◆ WORK TO DO ◆
Write out every line of the material exactly as it appears.

◆ MATERIALS PROVIDED ◆
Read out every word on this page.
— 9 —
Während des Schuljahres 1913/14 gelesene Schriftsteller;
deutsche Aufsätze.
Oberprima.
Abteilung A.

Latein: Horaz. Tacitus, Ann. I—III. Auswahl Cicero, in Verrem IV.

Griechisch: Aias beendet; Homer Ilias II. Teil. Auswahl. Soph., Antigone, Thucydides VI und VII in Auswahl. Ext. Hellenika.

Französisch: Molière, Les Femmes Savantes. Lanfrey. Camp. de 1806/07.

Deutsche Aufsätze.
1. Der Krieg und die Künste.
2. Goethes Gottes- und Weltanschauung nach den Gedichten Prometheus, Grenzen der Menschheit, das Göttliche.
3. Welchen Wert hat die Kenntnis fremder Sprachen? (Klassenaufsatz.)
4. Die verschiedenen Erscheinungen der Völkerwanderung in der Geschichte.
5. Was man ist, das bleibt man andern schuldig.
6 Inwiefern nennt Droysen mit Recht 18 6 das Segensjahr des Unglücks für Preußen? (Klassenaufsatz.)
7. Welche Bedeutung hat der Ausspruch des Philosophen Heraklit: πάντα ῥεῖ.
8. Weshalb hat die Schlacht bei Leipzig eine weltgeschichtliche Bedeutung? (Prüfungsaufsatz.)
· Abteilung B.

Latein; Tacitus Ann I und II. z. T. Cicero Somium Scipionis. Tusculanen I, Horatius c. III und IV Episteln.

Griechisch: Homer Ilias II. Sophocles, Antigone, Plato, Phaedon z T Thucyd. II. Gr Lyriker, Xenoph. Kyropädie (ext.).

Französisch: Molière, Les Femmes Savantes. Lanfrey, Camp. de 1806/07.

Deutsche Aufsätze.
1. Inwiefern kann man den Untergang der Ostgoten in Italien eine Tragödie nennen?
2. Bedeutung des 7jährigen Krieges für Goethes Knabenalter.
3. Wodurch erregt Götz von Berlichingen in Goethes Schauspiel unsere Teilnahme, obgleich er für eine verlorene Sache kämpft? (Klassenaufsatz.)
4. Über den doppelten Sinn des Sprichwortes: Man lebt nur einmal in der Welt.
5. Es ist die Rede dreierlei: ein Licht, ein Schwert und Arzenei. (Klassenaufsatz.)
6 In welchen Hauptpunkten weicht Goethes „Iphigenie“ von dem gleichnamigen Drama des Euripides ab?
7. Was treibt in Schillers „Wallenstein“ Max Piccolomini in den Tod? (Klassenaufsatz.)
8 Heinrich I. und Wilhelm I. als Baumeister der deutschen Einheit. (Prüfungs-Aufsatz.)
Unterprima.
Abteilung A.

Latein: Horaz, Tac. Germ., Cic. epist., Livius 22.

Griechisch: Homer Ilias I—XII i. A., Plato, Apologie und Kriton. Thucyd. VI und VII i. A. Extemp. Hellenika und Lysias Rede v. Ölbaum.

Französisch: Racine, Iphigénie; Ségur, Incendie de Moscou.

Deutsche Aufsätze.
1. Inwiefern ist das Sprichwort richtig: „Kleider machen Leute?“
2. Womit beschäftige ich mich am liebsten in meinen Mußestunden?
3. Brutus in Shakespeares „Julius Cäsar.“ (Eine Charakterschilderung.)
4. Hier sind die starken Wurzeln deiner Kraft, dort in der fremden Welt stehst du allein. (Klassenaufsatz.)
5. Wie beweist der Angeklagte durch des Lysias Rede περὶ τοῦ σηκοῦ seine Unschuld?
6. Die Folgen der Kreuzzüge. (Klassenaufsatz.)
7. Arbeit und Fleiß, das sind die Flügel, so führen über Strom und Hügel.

◆ ANSWER TO THE EXERCISE ◆
Read out every word on this page.
— 9 —
Während des Schuljahres 1913/14 gelesene Schriftsteller;
deutsche Aufsätze.
Oberprima.
Abteilung A.

Latein: Horaz. Tacitus, Ann. I—III. Auswahl Cicero, in Verrem IV.

Griechisch: Aias beendet; Homer Ilias II. Teil. Auswahl. Soph., Antigone, Thucydides VI und VII in Auswahl. Ext. Hellenika.

Französisch: Molière, Les Femmes Savantes. Lanfrey. Camp. de 1806/07.

Deutsche Aufsätze.
1. Der Krieg und die Künste.
2. Goethes Gottes- und Weltanschauung nach den Gedichten Prometheus, Grenzen der Menschheit, das Göttliche.
3. Welchen Wert hat die Kenntnis fremder Sprachen? (Klassenaufsatz.)
4. Die verschiedenen Erscheinungen der Völkerwanderung in der Geschichte.
5. Was man ist, das bleibt man andern schuldig.
6 Inwiefern nennt Droysen mit Recht 18 6 das Segensjahr des Unglücks für Preußen? (Klassenaufsatz.)
7. Welche Bedeutung hat der Ausspruch des Philosophen Heraklit: πάντα ῥεῖ.
8. Weshalb hat die Schlacht bei Leipzig eine weltgeschichtliche Bedeutung? (Prüfungsaufsatz.)
· Abteilung B.

Latein; Tacitus Ann I und II. z. T. Cicero Somium Scipionis. Tusculanen I, Horatius c. III und IV Episteln.

Griechisch: Homer Ilias II. Sophocles, Antigone, Plato, Phaedon z T Thucyd. II. Gr Lyriker, Xenoph. Kyropädie (ext.).

Französisch: Molière, Les Femmes Savantes. Lanfrey, Camp. de 1806/07.

Deutsche Aufsätze.
1. Inwiefern kann man den Untergang der Ostgoten in Italien eine Tragödie nennen?
2. Bedeutung des 7jährigen Krieges für Goethes Knabenalter.
3. Wodurch erregt Götz von Berlichingen in Goethes Schauspiel unsere Teilnahme, obgleich er für eine verlorene Sache kämpft? (Klassenaufsatz.)
4. Über den doppelten Sinn des Sprichwortes: Man lebt nur einmal in der Welt.
5. Es ist die Rede dreierlei: ein Licht, ein Schwert und Arzenei. (Klassenaufsatz.)
6 In welchen Hauptpunkten weicht Goethes „Iphigenie“ von dem gleichnamigen Drama des Euripides ab?
7. Was treibt in Schillers „Wallenstein“ Max Piccolomini in den Tod? (Klassenaufsatz.)
8 Heinrich I. und Wilhelm I. als Baumeister der deutschen Einheit. (Prüfungs-Aufsatz.)
Unterprima.
Abteilung A.

Latein: Horaz, Tac. Germ., Cic. epist., Livius 22.

Griechisch: Homer Ilias I—XII i. A., Plato, Apologie und Kriton. Thucyd. VI und VII i. A. Extemp. Hellenika und Lysias Rede v. Ölbaum.

Französisch: Racine, Iphigénie; Ségur, Incendie de Moscou.

Deutsche Aufsätze.
1. Inwiefern ist das Sprichwort richtig: „Kleider machen Leute?“
2. Womit beschäftige ich mich am liebsten in meinen Mußestunden?
3. Brutus in Shakespeares „Julius Cäsar.“ (Eine Charakterschilderung.)
4. Hier sind die starken Wurzeln deiner Kraft, dort in der fremden Welt stehst du allein. (Klassenaufsatz.)
5. Wie beweist der Angeklagte durch des Lysias Rede περὶ τοῦ σηκοῦ seine Unschuld?
6. Die Folgen der Kreuzzüge. (Klassenaufsatz.)
7. Arbeit und Fleiß, das sind die Flügel, so führen über Strom und Hügel.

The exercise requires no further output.